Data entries

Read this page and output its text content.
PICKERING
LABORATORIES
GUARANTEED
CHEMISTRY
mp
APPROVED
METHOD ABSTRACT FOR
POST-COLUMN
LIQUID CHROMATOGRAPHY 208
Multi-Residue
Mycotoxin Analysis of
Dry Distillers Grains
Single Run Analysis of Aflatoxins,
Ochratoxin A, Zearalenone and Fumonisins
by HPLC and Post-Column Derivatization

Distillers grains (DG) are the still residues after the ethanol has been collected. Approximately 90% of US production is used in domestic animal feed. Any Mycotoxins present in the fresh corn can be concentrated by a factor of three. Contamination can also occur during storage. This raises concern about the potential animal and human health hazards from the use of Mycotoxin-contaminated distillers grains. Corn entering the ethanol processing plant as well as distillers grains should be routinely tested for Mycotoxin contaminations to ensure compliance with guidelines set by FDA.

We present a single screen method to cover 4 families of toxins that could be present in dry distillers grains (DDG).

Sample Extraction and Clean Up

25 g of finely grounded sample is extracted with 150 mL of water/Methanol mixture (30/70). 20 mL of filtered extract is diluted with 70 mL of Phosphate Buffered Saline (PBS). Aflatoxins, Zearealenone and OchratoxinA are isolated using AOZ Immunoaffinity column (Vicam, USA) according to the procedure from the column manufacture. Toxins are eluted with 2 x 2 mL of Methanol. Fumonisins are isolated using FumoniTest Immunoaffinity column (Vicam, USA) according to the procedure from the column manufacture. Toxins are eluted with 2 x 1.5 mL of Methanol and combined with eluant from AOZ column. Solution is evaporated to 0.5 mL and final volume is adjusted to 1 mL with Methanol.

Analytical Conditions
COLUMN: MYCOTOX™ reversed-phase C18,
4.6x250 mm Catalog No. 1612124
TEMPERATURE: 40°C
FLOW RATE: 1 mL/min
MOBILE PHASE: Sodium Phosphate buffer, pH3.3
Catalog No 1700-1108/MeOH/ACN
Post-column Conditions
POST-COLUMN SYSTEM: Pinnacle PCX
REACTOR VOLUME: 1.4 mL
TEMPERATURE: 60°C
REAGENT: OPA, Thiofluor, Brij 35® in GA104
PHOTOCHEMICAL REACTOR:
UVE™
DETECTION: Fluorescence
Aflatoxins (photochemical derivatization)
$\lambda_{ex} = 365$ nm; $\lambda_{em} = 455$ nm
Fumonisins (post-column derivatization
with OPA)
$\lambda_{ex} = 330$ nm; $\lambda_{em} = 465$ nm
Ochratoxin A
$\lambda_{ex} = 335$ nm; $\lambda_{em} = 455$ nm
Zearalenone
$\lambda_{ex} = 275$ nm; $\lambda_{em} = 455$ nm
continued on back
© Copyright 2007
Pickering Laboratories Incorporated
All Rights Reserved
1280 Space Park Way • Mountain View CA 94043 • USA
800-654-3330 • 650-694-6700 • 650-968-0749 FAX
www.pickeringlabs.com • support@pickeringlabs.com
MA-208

EXERCISE INSTRUCTIONS =>
Give back the entries exactly, so that each line matches the original.

TASK RESPONSE =>
Read this page and output its text content.
PICKERING
LABORATORIES
GUARANTEED
CHEMISTRY
mp
APPROVED
METHOD ABSTRACT FOR
POST-COLUMN
LIQUID CHROMATOGRAPHY 208
Multi-Residue
Mycotoxin Analysis of
Dry Distillers Grains
Single Run Analysis of Aflatoxins,
Ochratoxin A, Zearalenone and Fumonisins
by HPLC and Post-Column Derivatization

Distillers grains (DG) are the still residues after the ethanol has been collected. Approximately 90% of US production is used in domestic animal feed. Any Mycotoxins present in the fresh corn can be concentrated by a factor of three. Contamination can also occur during storage. This raises concern about the potential animal and human health hazards from the use of Mycotoxin-contaminated distillers grains. Corn entering the ethanol processing plant as well as distillers grains should be routinely tested for Mycotoxin contaminations to ensure compliance with guidelines set by FDA.

We present a single screen method to cover 4 families of toxins that could be present in dry distillers grains (DDG).

Sample Extraction and Clean Up

25 g of finely grounded sample is extracted with 150 mL of water/Methanol mixture (30/70). 20 mL of filtered extract is diluted with 70 mL of Phosphate Buffered Saline (PBS). Aflatoxins, Zearealenone and OchratoxinA are isolated using AOZ Immunoaffinity column (Vicam, USA) according to the procedure from the column manufacture. Toxins are eluted with 2 x 2 mL of Methanol. Fumonisins are isolated using FumoniTest Immunoaffinity column (Vicam, USA) according to the procedure from the column manufacture. Toxins are eluted with 2 x 1.5 mL of Methanol and combined with eluant from AOZ column. Solution is evaporated to 0.5 mL and final volume is adjusted to 1 mL with Methanol.

Analytical Conditions
COLUMN: MYCOTOX™ reversed-phase C18,
4.6x250 mm Catalog No. 1612124
TEMPERATURE: 40°C
FLOW RATE: 1 mL/min
MOBILE PHASE: Sodium Phosphate buffer, pH3.3
Catalog No 1700-1108/MeOH/ACN
Post-column Conditions
POST-COLUMN SYSTEM: Pinnacle PCX
REACTOR VOLUME: 1.4 mL
TEMPERATURE: 60°C
REAGENT: OPA, Thiofluor, Brij 35® in GA104
PHOTOCHEMICAL REACTOR:
UVE™
DETECTION: Fluorescence
Aflatoxins (photochemical derivatization)
$\lambda_{ex} = 365$ nm; $\lambda_{em} = 455$ nm
Fumonisins (post-column derivatization
with OPA)
$\lambda_{ex} = 330$ nm; $\lambda_{em} = 465$ nm
Ochratoxin A
$\lambda_{ex} = 335$ nm; $\lambda_{em} = 455$ nm
Zearalenone
$\lambda_{ex} = 275$ nm; $\lambda_{em} = 455$ nm
continued on back
© Copyright 2007
Pickering Laboratories Incorporated
All Rights Reserved
1280 Space Park Way • Mountain View CA 94043 • USA
800-654-3330 • 650-694-6700 • 650-968-0749 FAX
www.pickeringlabs.com • support@pickeringlabs.com
MA-208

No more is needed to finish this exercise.